▸ Aim of the exercise: Your task is to transcribe all of the records exactly and leave out the pictures.

(Figure collection entries)
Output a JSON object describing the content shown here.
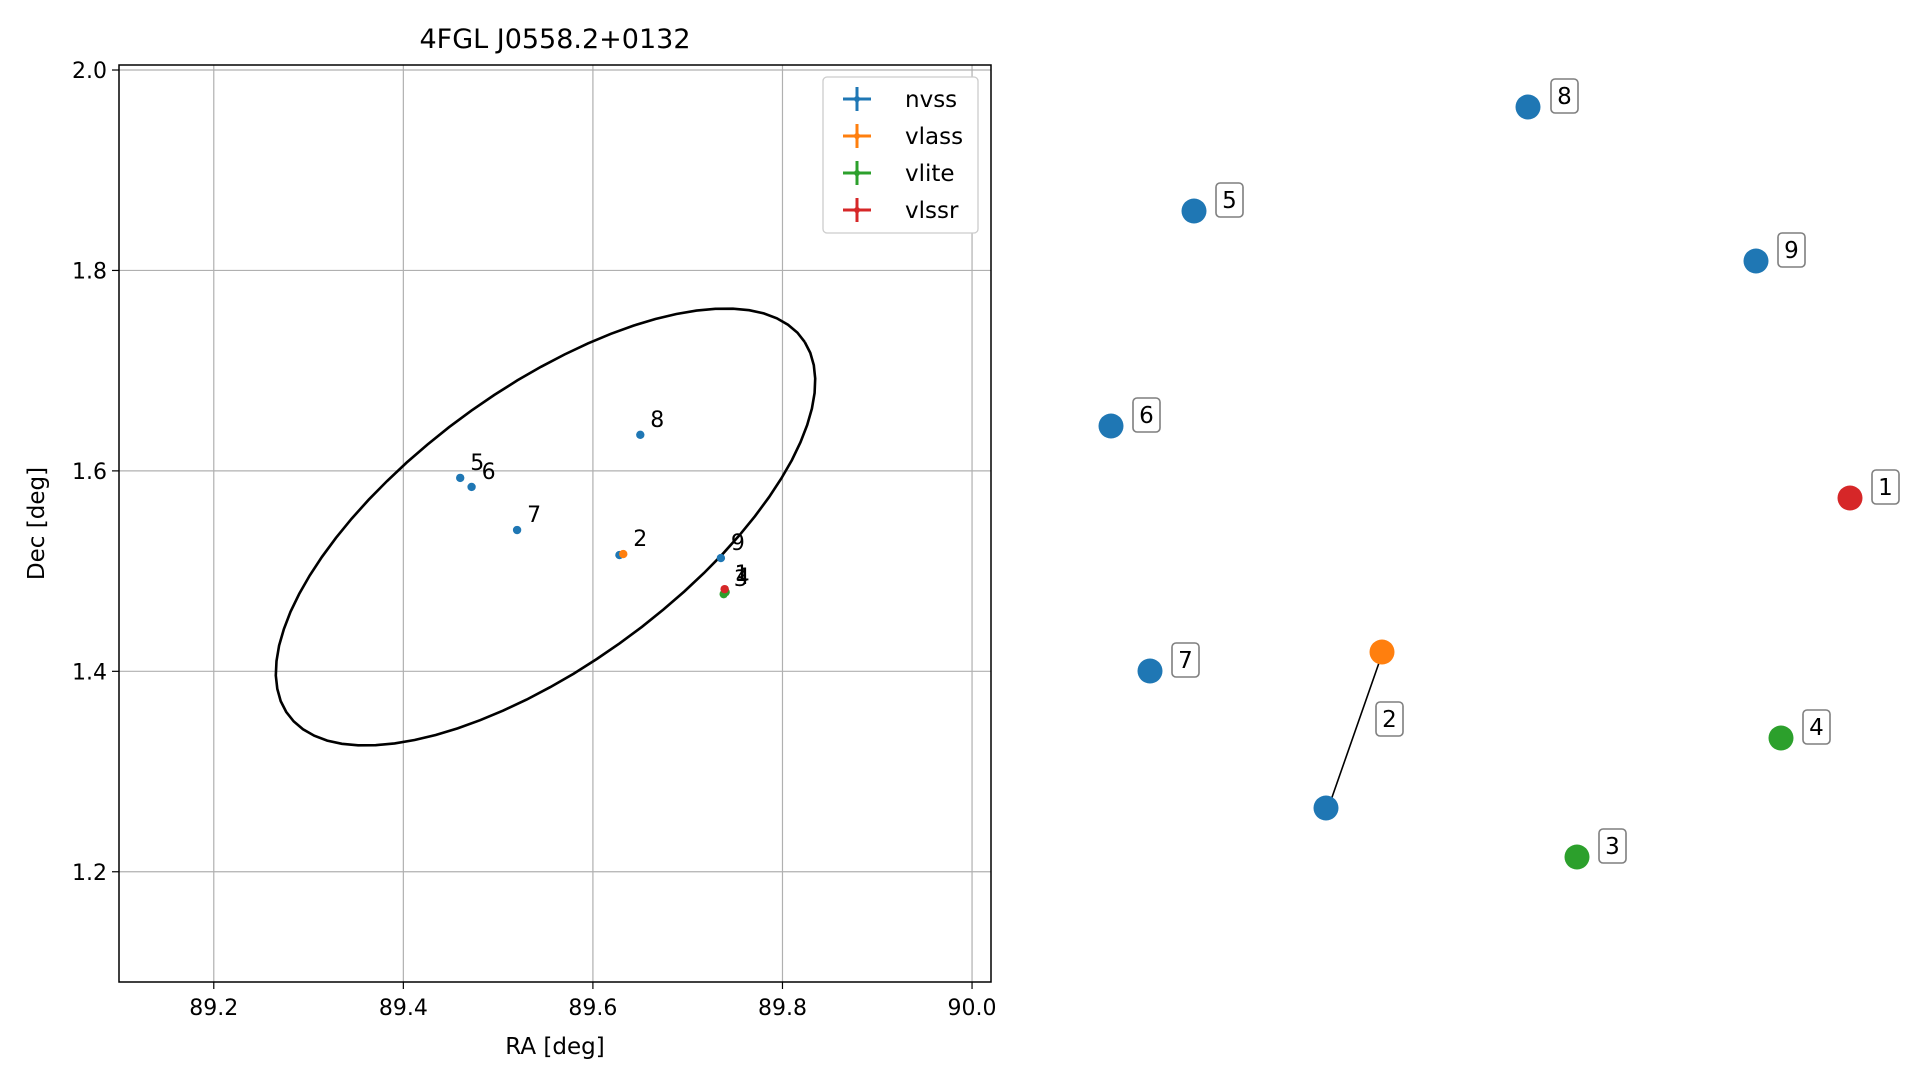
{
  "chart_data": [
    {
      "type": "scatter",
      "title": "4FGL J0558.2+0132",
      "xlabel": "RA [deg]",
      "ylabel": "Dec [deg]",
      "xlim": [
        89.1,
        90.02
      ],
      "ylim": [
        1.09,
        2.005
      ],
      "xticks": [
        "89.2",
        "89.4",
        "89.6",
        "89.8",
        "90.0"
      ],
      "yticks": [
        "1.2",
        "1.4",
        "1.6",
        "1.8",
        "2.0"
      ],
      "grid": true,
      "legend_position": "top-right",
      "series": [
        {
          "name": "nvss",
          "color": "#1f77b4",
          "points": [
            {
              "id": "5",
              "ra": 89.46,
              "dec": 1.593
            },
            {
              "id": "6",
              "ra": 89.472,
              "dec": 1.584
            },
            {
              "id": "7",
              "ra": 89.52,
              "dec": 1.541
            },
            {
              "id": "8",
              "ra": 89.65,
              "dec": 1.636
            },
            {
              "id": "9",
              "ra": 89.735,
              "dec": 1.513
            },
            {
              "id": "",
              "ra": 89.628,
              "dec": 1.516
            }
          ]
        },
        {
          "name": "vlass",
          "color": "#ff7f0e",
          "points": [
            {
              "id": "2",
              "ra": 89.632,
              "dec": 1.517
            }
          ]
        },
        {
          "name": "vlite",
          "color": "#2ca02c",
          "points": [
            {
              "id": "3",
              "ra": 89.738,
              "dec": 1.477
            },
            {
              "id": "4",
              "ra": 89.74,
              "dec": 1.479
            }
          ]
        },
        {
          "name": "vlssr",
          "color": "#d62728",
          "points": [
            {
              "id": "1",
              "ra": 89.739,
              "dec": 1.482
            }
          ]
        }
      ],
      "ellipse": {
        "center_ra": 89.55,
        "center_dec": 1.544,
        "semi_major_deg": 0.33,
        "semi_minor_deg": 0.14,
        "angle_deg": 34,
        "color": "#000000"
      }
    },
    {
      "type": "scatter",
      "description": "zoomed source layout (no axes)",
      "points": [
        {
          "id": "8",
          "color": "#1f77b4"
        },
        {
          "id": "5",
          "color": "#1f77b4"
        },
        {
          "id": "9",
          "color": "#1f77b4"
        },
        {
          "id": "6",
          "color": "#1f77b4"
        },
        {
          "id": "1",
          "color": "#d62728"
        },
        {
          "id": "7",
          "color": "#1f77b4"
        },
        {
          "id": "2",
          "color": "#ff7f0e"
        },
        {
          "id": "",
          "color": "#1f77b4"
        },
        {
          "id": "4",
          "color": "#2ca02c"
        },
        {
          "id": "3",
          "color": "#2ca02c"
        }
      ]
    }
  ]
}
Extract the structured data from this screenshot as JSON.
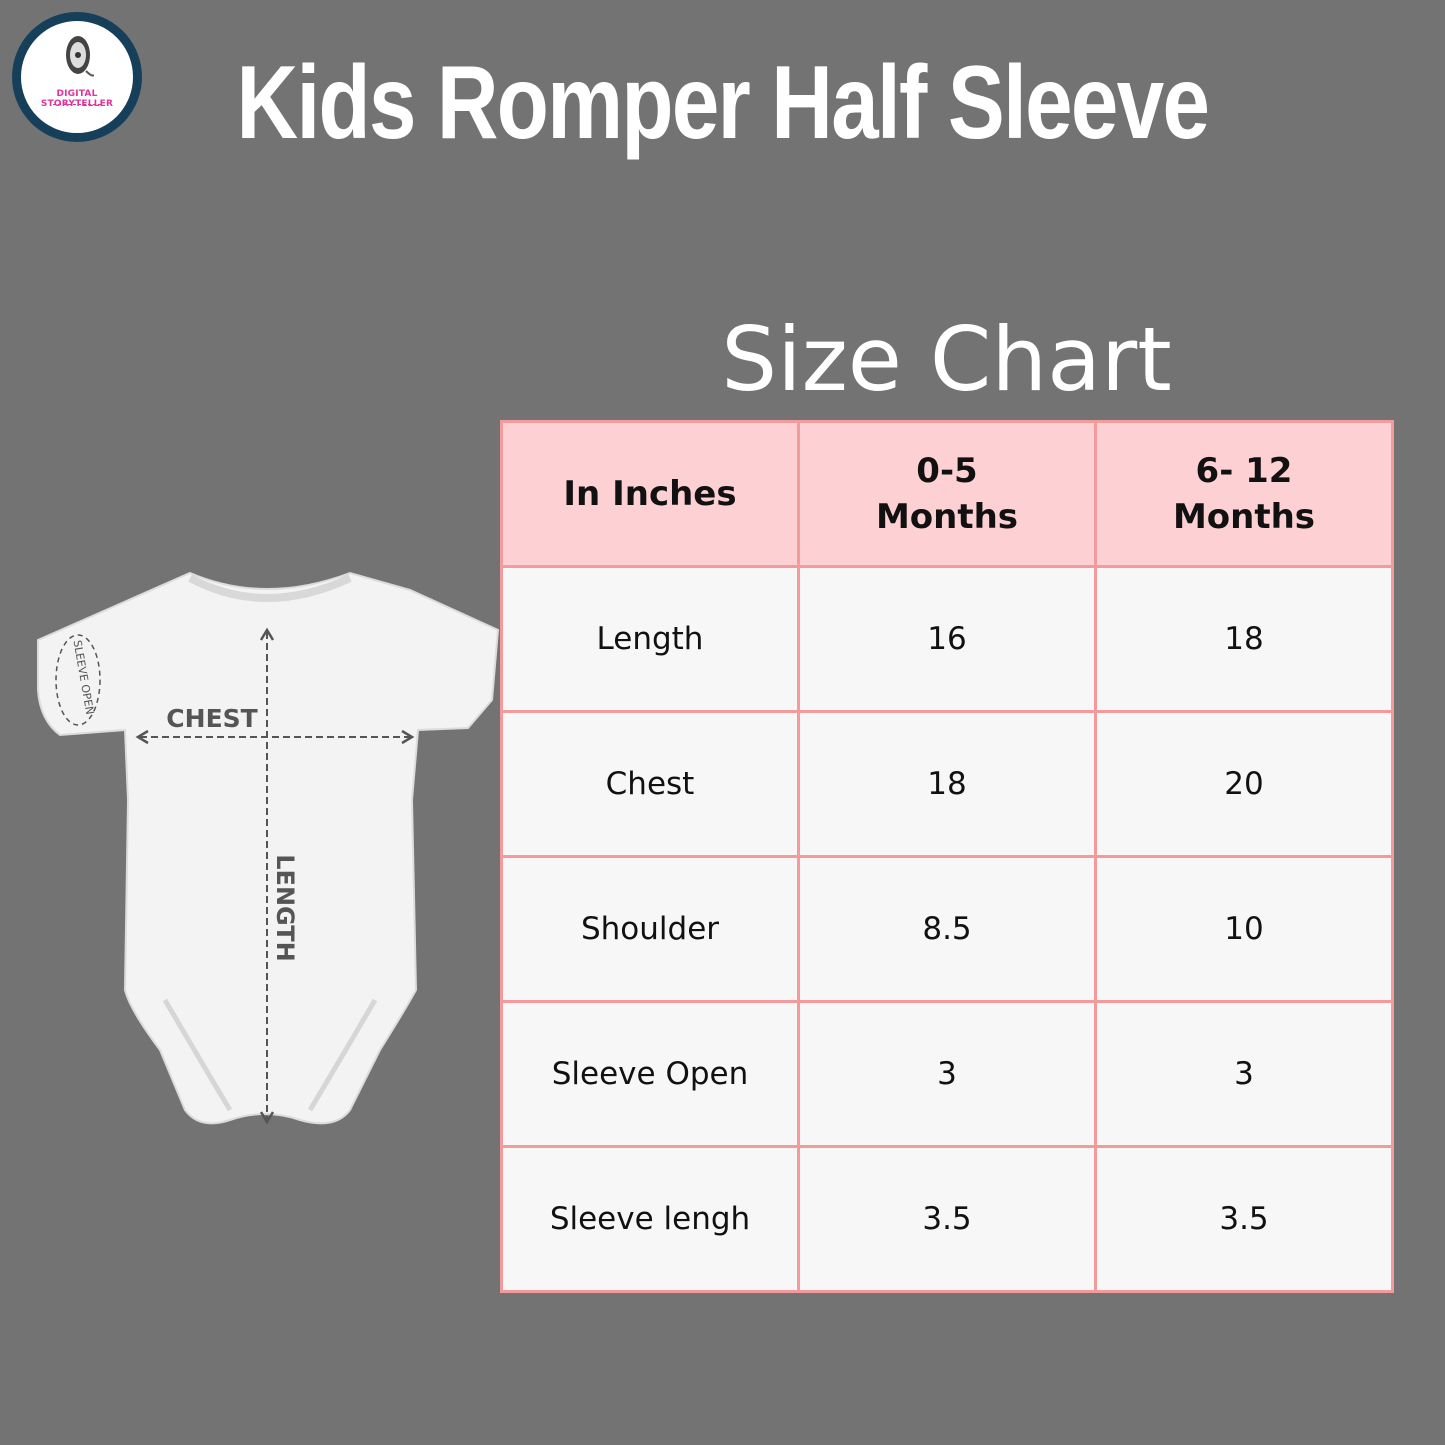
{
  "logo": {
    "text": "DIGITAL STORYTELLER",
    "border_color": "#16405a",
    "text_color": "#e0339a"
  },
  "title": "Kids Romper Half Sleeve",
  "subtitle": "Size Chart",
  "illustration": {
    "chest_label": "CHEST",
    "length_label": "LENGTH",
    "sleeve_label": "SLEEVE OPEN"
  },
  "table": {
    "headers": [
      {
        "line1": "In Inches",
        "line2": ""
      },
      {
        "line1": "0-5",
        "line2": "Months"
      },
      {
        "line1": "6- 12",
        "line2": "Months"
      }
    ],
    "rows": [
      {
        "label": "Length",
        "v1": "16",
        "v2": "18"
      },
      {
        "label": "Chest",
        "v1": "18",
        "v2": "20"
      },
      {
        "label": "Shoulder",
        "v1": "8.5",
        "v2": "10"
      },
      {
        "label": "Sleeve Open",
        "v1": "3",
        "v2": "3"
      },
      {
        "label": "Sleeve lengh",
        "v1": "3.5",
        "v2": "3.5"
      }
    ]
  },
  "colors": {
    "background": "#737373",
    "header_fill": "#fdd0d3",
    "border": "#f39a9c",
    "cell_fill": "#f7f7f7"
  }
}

▸ Reply to the exercise:
Output a JSON object describing the content shown here.
{
  "chart_data": [
    {
      "type": "scatter",
      "title": "4FGL J0558.2+0132",
      "xlabel": "RA [deg]",
      "ylabel": "Dec [deg]",
      "xlim": [
        89.1,
        90.02
      ],
      "ylim": [
        1.09,
        2.005
      ],
      "xticks": [
        "89.2",
        "89.4",
        "89.6",
        "89.8",
        "90.0"
      ],
      "yticks": [
        "1.2",
        "1.4",
        "1.6",
        "1.8",
        "2.0"
      ],
      "grid": true,
      "legend_position": "top-right",
      "series": [
        {
          "name": "nvss",
          "color": "#1f77b4",
          "points": [
            {
              "id": "5",
              "ra": 89.46,
              "dec": 1.593
            },
            {
              "id": "6",
              "ra": 89.472,
              "dec": 1.584
            },
            {
              "id": "7",
              "ra": 89.52,
              "dec": 1.541
            },
            {
              "id": "8",
              "ra": 89.65,
              "dec": 1.636
            },
            {
              "id": "9",
              "ra": 89.735,
              "dec": 1.513
            },
            {
              "id": "",
              "ra": 89.628,
              "dec": 1.516
            }
          ]
        },
        {
          "name": "vlass",
          "color": "#ff7f0e",
          "points": [
            {
              "id": "2",
              "ra": 89.632,
              "dec": 1.517
            }
          ]
        },
        {
          "name": "vlite",
          "color": "#2ca02c",
          "points": [
            {
              "id": "3",
              "ra": 89.738,
              "dec": 1.477
            },
            {
              "id": "4",
              "ra": 89.74,
              "dec": 1.479
            }
          ]
        },
        {
          "name": "vlssr",
          "color": "#d62728",
          "points": [
            {
              "id": "1",
              "ra": 89.739,
              "dec": 1.482
            }
          ]
        }
      ],
      "ellipse": {
        "center_ra": 89.55,
        "center_dec": 1.544,
        "semi_major_deg": 0.33,
        "semi_minor_deg": 0.14,
        "angle_deg": 34,
        "color": "#000000"
      }
    },
    {
      "type": "scatter",
      "description": "zoomed source layout (no axes)",
      "points": [
        {
          "id": "8",
          "color": "#1f77b4"
        },
        {
          "id": "5",
          "color": "#1f77b4"
        },
        {
          "id": "9",
          "color": "#1f77b4"
        },
        {
          "id": "6",
          "color": "#1f77b4"
        },
        {
          "id": "1",
          "color": "#d62728"
        },
        {
          "id": "7",
          "color": "#1f77b4"
        },
        {
          "id": "2",
          "color": "#ff7f0e"
        },
        {
          "id": "",
          "color": "#1f77b4"
        },
        {
          "id": "4",
          "color": "#2ca02c"
        },
        {
          "id": "3",
          "color": "#2ca02c"
        }
      ]
    }
  ]
}
Extract the structured data from this screenshot as JSON.
{
  "logo": {
    "text": "DIGITAL STORYTELLER",
    "border_color": "#16405a",
    "text_color": "#e0339a"
  },
  "title": "Kids Romper Half Sleeve",
  "subtitle": "Size Chart",
  "illustration": {
    "chest_label": "CHEST",
    "length_label": "LENGTH",
    "sleeve_label": "SLEEVE OPEN"
  },
  "table": {
    "headers": [
      {
        "line1": "In Inches",
        "line2": ""
      },
      {
        "line1": "0-5",
        "line2": "Months"
      },
      {
        "line1": "6- 12",
        "line2": "Months"
      }
    ],
    "rows": [
      {
        "label": "Length",
        "v1": "16",
        "v2": "18"
      },
      {
        "label": "Chest",
        "v1": "18",
        "v2": "20"
      },
      {
        "label": "Shoulder",
        "v1": "8.5",
        "v2": "10"
      },
      {
        "label": "Sleeve Open",
        "v1": "3",
        "v2": "3"
      },
      {
        "label": "Sleeve lengh",
        "v1": "3.5",
        "v2": "3.5"
      }
    ]
  },
  "colors": {
    "background": "#737373",
    "header_fill": "#fdd0d3",
    "border": "#f39a9c",
    "cell_fill": "#f7f7f7"
  }
}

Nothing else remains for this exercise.